▶ _TRECHO DO TEXTO_:
□ □ □ □

Em relação à validade, a Carteira de Identidade Nacional adota regras diferentes conforme a idade do titular. Para pessoas entre 12 e 59 anos, o prazo é de 10 anos. Para menores de 12 anos, o prazo é de 5 anos. Já para maiores de 60 anos, a validade é indeterminada. Assim, o novo modelo também atualiza critérios legais antigos.

  • A primeira via da nova identidade é gratuita.
  • O documento pode ter versão física e digital.
  • O CPF passa a ser o número único nacional.

Enquanto isso, especialistas alertam que a não emissão do novo documento pode gerar exclusão administrativa. Embora não exista penalidade direta, o sistema passa a reconhecer apenas a CIN. Logo, quem permanece com o RG antigo tende a perder acesso a serviços essenciais.

A transição ocorre de forma gradual, mas o impacto se intensifica com o tempo.

Outro ponto relevante envolve a integração de dados. A nova identidade permite cruzamento de informações com outros registros oficiais. Dessa forma, o Estado consegue maior controle e eficiência. Ao mesmo tempo, o cidadão passa a usar um documento aceito nacionalmente, sem variações estaduais. Essa mudança corrige falhas históricas do antigo RG.

□ □ □ □

▶ _SUAS TAREFAS_:
1. Reescreva em forma de lista o parágrafo do texto sobre a Carteira de Identidade Nacional que começa com "Em relação à validade", mantendo seus fatos principais.
2. Prossiga o texto sobre a Carteira de Identidade Nacional a partir da frase "Essa mudança corrige falhas históricas do antigo RG."
Os registros não são necessários para fazer as tarefas.

□ □ □ □

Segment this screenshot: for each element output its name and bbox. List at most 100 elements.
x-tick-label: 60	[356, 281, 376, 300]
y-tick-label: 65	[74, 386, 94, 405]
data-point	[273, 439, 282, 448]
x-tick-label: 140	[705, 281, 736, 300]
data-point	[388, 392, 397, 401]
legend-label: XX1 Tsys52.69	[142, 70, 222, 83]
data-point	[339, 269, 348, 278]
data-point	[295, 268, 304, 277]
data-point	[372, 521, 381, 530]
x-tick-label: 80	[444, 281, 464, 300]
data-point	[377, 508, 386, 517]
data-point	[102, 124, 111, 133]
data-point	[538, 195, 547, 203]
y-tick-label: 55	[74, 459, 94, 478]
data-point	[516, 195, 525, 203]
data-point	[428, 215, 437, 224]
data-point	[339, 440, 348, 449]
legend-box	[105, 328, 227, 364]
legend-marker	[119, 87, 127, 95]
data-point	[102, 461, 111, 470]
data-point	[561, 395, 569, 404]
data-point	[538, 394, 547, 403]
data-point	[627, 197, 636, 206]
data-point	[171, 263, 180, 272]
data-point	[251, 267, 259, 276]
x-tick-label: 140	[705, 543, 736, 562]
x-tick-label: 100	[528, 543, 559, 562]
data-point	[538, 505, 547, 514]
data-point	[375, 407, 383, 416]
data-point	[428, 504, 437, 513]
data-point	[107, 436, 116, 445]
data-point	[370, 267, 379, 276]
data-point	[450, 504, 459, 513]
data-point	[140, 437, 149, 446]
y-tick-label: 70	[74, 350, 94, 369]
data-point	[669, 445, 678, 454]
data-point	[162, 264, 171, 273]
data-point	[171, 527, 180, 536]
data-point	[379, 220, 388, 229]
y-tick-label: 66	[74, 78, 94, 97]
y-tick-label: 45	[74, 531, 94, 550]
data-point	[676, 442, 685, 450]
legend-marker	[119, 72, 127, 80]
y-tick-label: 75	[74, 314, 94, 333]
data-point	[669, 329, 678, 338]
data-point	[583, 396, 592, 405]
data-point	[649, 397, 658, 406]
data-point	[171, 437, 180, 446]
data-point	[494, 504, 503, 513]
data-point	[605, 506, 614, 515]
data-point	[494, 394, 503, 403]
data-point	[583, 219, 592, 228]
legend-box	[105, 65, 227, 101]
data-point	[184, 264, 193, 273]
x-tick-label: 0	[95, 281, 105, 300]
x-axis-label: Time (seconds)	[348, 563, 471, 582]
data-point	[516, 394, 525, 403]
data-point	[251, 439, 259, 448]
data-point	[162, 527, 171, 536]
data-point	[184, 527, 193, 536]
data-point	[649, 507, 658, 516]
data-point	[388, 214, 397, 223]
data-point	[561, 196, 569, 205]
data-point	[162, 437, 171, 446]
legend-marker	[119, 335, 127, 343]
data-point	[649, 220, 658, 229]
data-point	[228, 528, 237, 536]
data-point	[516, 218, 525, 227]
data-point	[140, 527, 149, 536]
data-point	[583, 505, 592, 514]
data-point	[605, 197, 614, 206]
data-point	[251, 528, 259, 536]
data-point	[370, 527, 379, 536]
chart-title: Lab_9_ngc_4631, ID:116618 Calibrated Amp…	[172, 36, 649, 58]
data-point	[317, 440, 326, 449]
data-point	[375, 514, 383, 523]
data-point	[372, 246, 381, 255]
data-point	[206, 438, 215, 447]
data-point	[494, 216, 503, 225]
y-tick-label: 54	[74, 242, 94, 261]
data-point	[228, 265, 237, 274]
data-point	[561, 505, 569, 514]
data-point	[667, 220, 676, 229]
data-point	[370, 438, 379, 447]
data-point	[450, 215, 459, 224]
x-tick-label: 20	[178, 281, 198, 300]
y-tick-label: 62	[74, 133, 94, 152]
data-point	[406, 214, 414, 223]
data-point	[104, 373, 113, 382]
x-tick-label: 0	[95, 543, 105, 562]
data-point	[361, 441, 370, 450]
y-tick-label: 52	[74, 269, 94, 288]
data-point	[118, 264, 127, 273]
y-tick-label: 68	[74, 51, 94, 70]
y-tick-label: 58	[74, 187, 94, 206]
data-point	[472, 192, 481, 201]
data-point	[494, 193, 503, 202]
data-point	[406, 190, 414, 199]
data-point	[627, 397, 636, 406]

□ □ □ □

▶ _RESPOSTAS NUMERADAS_:
1.
Validade da Carteira de Identidade Nacional, conforme a idade do titular:
- Menores de 12 anos: 5 anos.
- De 12 a 59 anos: 10 anos.
- Maiores de 60 anos: validade indeterminada.
- O novo modelo também atualiza critérios legais antigos.

2.
  • A CIN reduz duplicidade de registros.
  • O documento dificulta fraudes de identidade.
  • A padronização facilita serviços digitais.

Portanto, embora o RG antigo ainda seja aceito temporariamente, a realidade mostra um cenário de substituição inevitável. A recomendação oficial aponta para a emissão antecipada da nova Carteira de Identidade Nacional.

Dessa forma, o cidadão evita transtornos futuros e garante acesso pleno a direitos e serviços. Por fim, a transição não pune, mas exclui quem ignora o novo padrão.